## Exercise objective
Retype the whole listing below, character for character.

┏━━

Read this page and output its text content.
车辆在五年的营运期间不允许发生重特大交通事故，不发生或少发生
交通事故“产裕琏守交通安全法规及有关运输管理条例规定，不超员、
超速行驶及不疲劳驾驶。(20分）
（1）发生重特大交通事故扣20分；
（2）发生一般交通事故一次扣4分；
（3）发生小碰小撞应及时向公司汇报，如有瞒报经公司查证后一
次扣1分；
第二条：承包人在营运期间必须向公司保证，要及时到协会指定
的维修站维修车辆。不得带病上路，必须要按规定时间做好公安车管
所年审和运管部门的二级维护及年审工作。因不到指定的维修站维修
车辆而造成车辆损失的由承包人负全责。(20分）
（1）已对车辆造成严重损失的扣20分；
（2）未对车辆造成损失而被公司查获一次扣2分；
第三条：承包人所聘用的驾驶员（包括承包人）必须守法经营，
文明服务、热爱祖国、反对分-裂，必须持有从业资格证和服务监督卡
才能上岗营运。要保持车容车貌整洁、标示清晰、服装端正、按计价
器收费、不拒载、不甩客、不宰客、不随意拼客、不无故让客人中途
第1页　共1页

┗━━

## Output of the exercise
Read this page and output its text content.
车辆在五年的营运期间不允许发生重特大交通事故，不发生或少发生
交通事故“产裕琏守交通安全法规及有关运输管理条例规定，不超员、
超速行驶及不疲劳驾驶。(20分）
（1）发生重特大交通事故扣20分；
（2）发生一般交通事故一次扣4分；
（3）发生小碰小撞应及时向公司汇报，如有瞒报经公司查证后一
次扣1分；
第二条：承包人在营运期间必须向公司保证，要及时到协会指定
的维修站维修车辆。不得带病上路，必须要按规定时间做好公安车管
所年审和运管部门的二级维护及年审工作。因不到指定的维修站维修
车辆而造成车辆损失的由承包人负全责。(20分）
（1）已对车辆造成严重损失的扣20分；
（2）未对车辆造成损失而被公司查获一次扣2分；
第三条：承包人所聘用的驾驶员（包括承包人）必须守法经营，
文明服务、热爱祖国、反对分-裂，必须持有从业资格证和服务监督卡
才能上岗营运。要保持车容车貌整洁、标示清晰、服装端正、按计价
器收费、不拒载、不甩客、不宰客、不随意拼客、不无故让客人中途
第1页　共1页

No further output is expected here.